- **Given task**:
Put the lines below into a Markdown table with the columns "No." and "Line", giving each line its row number and skipping blank lines. Leave out the pictures.
----
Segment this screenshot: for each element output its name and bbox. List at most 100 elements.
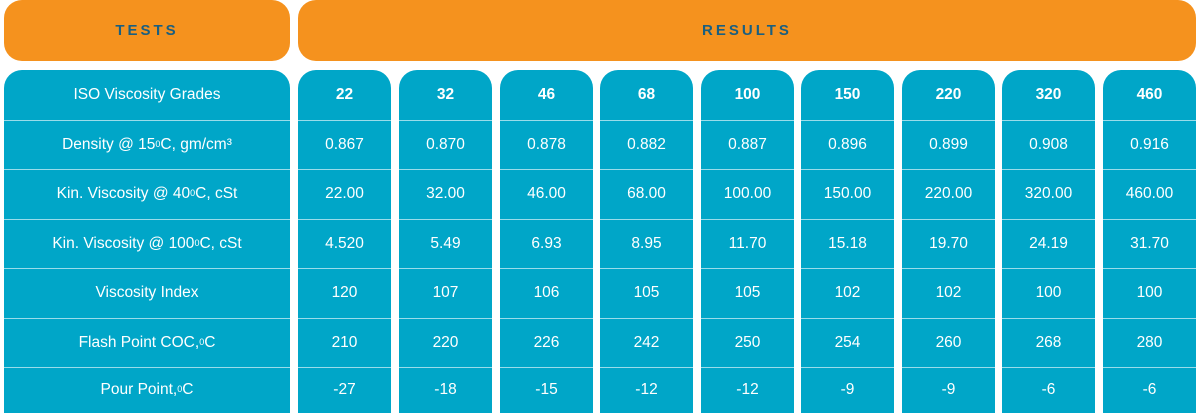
table-cell: 15.18 <box>828 234 867 252</box>
row-divider <box>1103 268 1196 269</box>
row-divider <box>1002 367 1095 368</box>
tests-header-label: TESTS <box>115 22 179 39</box>
row-label: Kin. Viscosity @ 100 0 C, cSt <box>52 234 242 252</box>
row-divider <box>701 169 794 170</box>
table-cell: 0.882 <box>627 135 666 153</box>
row-label: Kin. Viscosity @ 40 0 C, cSt <box>56 185 238 202</box>
row-label: Density @ 15 0 C, gm/cm³ <box>62 135 232 153</box>
grade-value: 320 <box>1035 86 1062 103</box>
table-cell: 32.00 <box>426 185 465 202</box>
table-cell: -27 <box>333 381 356 398</box>
row-divider <box>298 367 391 368</box>
results-column: 46 0.878 46.00 6.93 106 226 -15 <box>500 70 593 413</box>
row-divider <box>4 120 290 121</box>
row-divider <box>500 219 593 220</box>
label-text: Pour Point, <box>100 381 178 398</box>
table-cell: 460.00 <box>1125 185 1174 202</box>
table-cell: 105 <box>734 284 761 301</box>
row-divider <box>600 169 693 170</box>
table-cell: 0.887 <box>728 135 767 153</box>
row-divider <box>701 268 794 269</box>
table-cell: 268 <box>1035 333 1062 351</box>
row-divider <box>4 318 290 319</box>
grade-value: 68 <box>637 86 656 103</box>
row-divider <box>801 169 894 170</box>
grade-value: 22 <box>335 86 354 103</box>
table-cell: 320.00 <box>1024 185 1073 202</box>
table-cell: 68.00 <box>627 185 666 202</box>
row-divider <box>1103 120 1196 121</box>
table-cell: 210 <box>331 333 358 351</box>
row-divider <box>1002 219 1095 220</box>
table-cell: -12 <box>635 381 658 398</box>
label-unit: C <box>182 381 194 398</box>
table-cell: 120 <box>331 284 358 301</box>
row-divider <box>902 367 995 368</box>
row-divider <box>600 318 693 319</box>
row-divider <box>1002 268 1095 269</box>
grade-value: 46 <box>537 86 556 103</box>
row-label: ISO Viscosity Grades <box>4 70 290 120</box>
results-column: 220 0.899 220.00 19.70 102 260 -9 <box>902 70 995 413</box>
table-cell: 226 <box>533 333 560 351</box>
table-cell: -6 <box>1041 381 1056 398</box>
label-unit: C, cSt <box>195 185 238 202</box>
row-divider <box>801 268 894 269</box>
row-divider <box>399 268 492 269</box>
row-divider <box>399 367 492 368</box>
table-cell: 220 <box>432 333 459 351</box>
row-divider <box>902 268 995 269</box>
table-cell: 220.00 <box>924 185 973 202</box>
table-cell: 254 <box>834 333 861 351</box>
table-cell: -9 <box>840 381 855 398</box>
row-divider <box>500 367 593 368</box>
row-divider <box>4 367 290 368</box>
row-divider <box>701 120 794 121</box>
row-divider <box>298 169 391 170</box>
row-divider <box>701 318 794 319</box>
tests-column: ISO Viscosity Grades Density @ 15 0 C, gm/… <box>4 70 290 413</box>
table-cell: 242 <box>633 333 660 351</box>
table-cell: 24.19 <box>1029 234 1068 252</box>
row-divider <box>298 268 391 269</box>
row-divider <box>801 318 894 319</box>
row-divider <box>1103 367 1196 368</box>
row-divider <box>298 120 391 121</box>
row-divider <box>4 268 290 269</box>
table-cell: 8.95 <box>631 234 662 252</box>
row-divider <box>1103 219 1196 220</box>
grade-value: 100 <box>734 86 761 103</box>
table-cell: 46.00 <box>527 185 566 202</box>
row-divider <box>801 219 894 220</box>
table-cell: 6.93 <box>531 234 562 252</box>
table-cell: 280 <box>1136 333 1163 351</box>
table-cell: 0.908 <box>1029 135 1068 153</box>
table-cell: 0.899 <box>929 135 968 153</box>
results-column: 100 0.887 100.00 11.70 105 250 -12 <box>701 70 794 413</box>
label-text: ISO Viscosity Grades <box>73 86 221 103</box>
table-cell: -18 <box>434 381 457 398</box>
row-divider <box>701 367 794 368</box>
table-cell: 100 <box>1035 284 1062 301</box>
table-cell: 0.867 <box>325 135 364 153</box>
table-cell: 19.70 <box>929 234 968 252</box>
row-divider <box>600 120 693 121</box>
row-divider <box>1002 120 1095 121</box>
row-divider <box>600 268 693 269</box>
label-text: Kin. Viscosity @ 100 <box>52 234 195 252</box>
table-cell: 0.878 <box>527 135 566 153</box>
table-cell: 11.70 <box>728 234 767 252</box>
results-column: 68 0.882 68.00 8.95 105 242 -12 <box>600 70 693 413</box>
row-divider <box>500 169 593 170</box>
label-unit: C <box>204 333 216 351</box>
row-divider <box>500 318 593 319</box>
row-divider <box>600 367 693 368</box>
row-divider <box>500 120 593 121</box>
row-divider <box>4 169 290 170</box>
row-divider <box>399 219 492 220</box>
row-divider <box>801 120 894 121</box>
table-cell: 31.70 <box>1130 234 1169 252</box>
table-cell: -6 <box>1142 381 1157 398</box>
----
- **The answer**:
| No. | Line |
|---|---|
| 1 | Segment this screenshot: for each element output its name and bbox. List at most 100 elements. |
| 2 | table-cell: 15.18 <box>828 234 867 252</box> |
| 3 | row-divider <box>1103 268 1196 269</box> |
| 4 | row-divider <box>1002 367 1095 368</box> |
| 5 | tests-header-label: TESTS <box>115 22 179 39</box> |
| 6 | row-label: Kin. Viscosity @ 100 0 C, cSt <box>52 234 242 252</box> |
| 7 | row-divider <box>701 169 794 170</box> |
| 8 | table-cell: 0.882 <box>627 135 666 153</box> |
| 9 | row-label: Kin. Viscosity @ 40 0 C, cSt <box>56 185 238 202</box> |
| 10 | row-label: Density @ 15 0 C, gm/cm³ <box>62 135 232 153</box> |
| 11 | grade-value: 320 <box>1035 86 1062 103</box> |
| 12 | table-cell: 32.00 <box>426 185 465 202</box> |
| 13 | table-cell: -27 <box>333 381 356 398</box> |
| 14 | row-divider <box>298 367 391 368</box> |
| 15 | results-column: 46 0.878 46.00 6.93 106 226 -15 <box>500 70 593 413</box> |
| 16 | row-divider <box>4 120 290 121</box> |
| 17 | row-divider <box>500 219 593 220</box> |
| 18 | label-text: Pour Point, <box>100 381 178 398</box> |
| 19 | table-cell: 460.00 <box>1125 185 1174 202</box> |
| 20 | table-cell: 105 <box>734 284 761 301</box> |
| 21 | row-divider <box>600 169 693 170</box> |
| 22 | table-cell: 0.887 <box>728 135 767 153</box> |
| 23 | row-divider <box>701 268 794 269</box> |
| 24 | table-cell: 268 <box>1035 333 1062 351</box> |
| 25 | row-divider <box>4 318 290 319</box> |
| 26 | grade-value: 68 <box>637 86 656 103</box> |
| 27 | row-divider <box>801 169 894 170</box> |
| 28 | grade-value: 22 <box>335 86 354 103</box> |
| 29 | table-cell: 320.00 <box>1024 185 1073 202</box> |
| 30 | table-cell: 68.00 <box>627 185 666 202</box> |
| 31 | row-divider <box>1103 120 1196 121</box> |
| 32 | table-cell: 210 <box>331 333 358 351</box> |
| 33 | row-divider <box>1002 219 1095 220</box> |
| 34 | table-cell: -12 <box>635 381 658 398</box> |
| 35 | label-unit: C <box>182 381 194 398</box> |
| 36 | table-cell: 120 <box>331 284 358 301</box> |
| 37 | row-divider <box>902 367 995 368</box> |
| 38 | row-divider <box>600 318 693 319</box> |
| 39 | row-divider <box>1002 268 1095 269</box> |
| 40 | grade-value: 46 <box>537 86 556 103</box> |
| 41 | row-label: ISO Viscosity Grades <box>4 70 290 120</box> |
| 42 | results-column: 220 0.899 220.00 19.70 102 260 -9 <box>902 70 995 413</box> |
| 43 | table-cell: 226 <box>533 333 560 351</box> |
| 44 | table-cell: -6 <box>1041 381 1056 398</box> |
| 45 | label-unit: C, cSt <box>195 185 238 202</box> |
| 46 | row-divider <box>801 268 894 269</box> |
| 47 | row-divider <box>399 268 492 269</box> |
| 48 | row-divider <box>399 367 492 368</box> |
| 49 | table-cell: 220 <box>432 333 459 351</box> |
| 50 | row-divider <box>902 268 995 269</box> |
| 51 | table-cell: 220.00 <box>924 185 973 202</box> |
| 52 | table-cell: 254 <box>834 333 861 351</box> |
| 53 | table-cell: -9 <box>840 381 855 398</box> |
| 54 | row-divider <box>500 367 593 368</box> |
| 55 | row-divider <box>4 367 290 368</box> |
| 56 | row-divider <box>701 120 794 121</box> |
| 57 | row-divider <box>298 169 391 170</box> |
| 58 | row-divider <box>701 318 794 319</box> |
| 59 | tests-column: ISO Viscosity Grades Density @ 15 0 C, gm/… <box>4 70 290 413</box> |
| 60 | table-cell: 242 <box>633 333 660 351</box> |
| 61 | table-cell: 24.19 <box>1029 234 1068 252</box> |
| 62 | row-divider <box>298 268 391 269</box> |
| 63 | row-divider <box>801 318 894 319</box> |
| 64 | row-divider <box>1103 367 1196 368</box> |
| 65 | row-divider <box>298 120 391 121</box> |
| 66 | row-divider <box>4 268 290 269</box> |
| 67 | table-cell: 8.95 <box>631 234 662 252</box> |
| 68 | row-divider <box>1103 219 1196 220</box> |
| 69 | grade-value: 100 <box>734 86 761 103</box> |
| 70 | table-cell: 46.00 <box>527 185 566 202</box> |
| 71 | row-divider <box>801 219 894 220</box> |
| 72 | table-cell: 6.93 <box>531 234 562 252</box> |
| 73 | table-cell: 280 <box>1136 333 1163 351</box> |
| 74 | table-cell: 0.908 <box>1029 135 1068 153</box> |
| 75 | table-cell: 0.899 <box>929 135 968 153</box> |
| 76 | results-column: 100 0.887 100.00 11.70 105 250 -12 <box>701 70 794 413</box> |
| 77 | label-text: ISO Viscosity Grades <box>73 86 221 103</box> |
| 78 | table-cell: -18 <box>434 381 457 398</box> |
| 79 | row-divider <box>701 367 794 368</box> |
| 80 | table-cell: 100 <box>1035 284 1062 301</box> |
| 81 | table-cell: 0.867 <box>325 135 364 153</box> |
| 82 | table-cell: 19.70 <box>929 234 968 252</box> |
| 83 | row-divider <box>600 120 693 121</box> |
| 84 | row-divider <box>1002 120 1095 121</box> |
| 85 | row-divider <box>600 268 693 269</box> |
| 86 | label-text: Kin. Viscosity @ 100 <box>52 234 195 252</box> |
| 87 | table-cell: 0.878 <box>527 135 566 153</box> |
| 88 | table-cell: 11.70 <box>728 234 767 252</box> |
| 89 | results-column: 68 0.882 68.00 8.95 105 242 -12 <box>600 70 693 413</box> |
| 90 | row-divider <box>500 169 593 170</box> |
| 91 | label-unit: C <box>204 333 216 351</box> |
| 92 | row-divider <box>500 318 593 319</box> |
| 93 | row-divider <box>600 367 693 368</box> |
| 94 | row-divider <box>500 120 593 121</box> |
| 95 | row-divider <box>4 169 290 170</box> |
| 96 | row-divider <box>399 219 492 220</box> |
| 97 | row-divider <box>801 120 894 121</box> |
| 98 | table-cell: 31.70 <box>1130 234 1169 252</box> |
| 99 | table-cell: -6 <box>1142 381 1157 398</box> |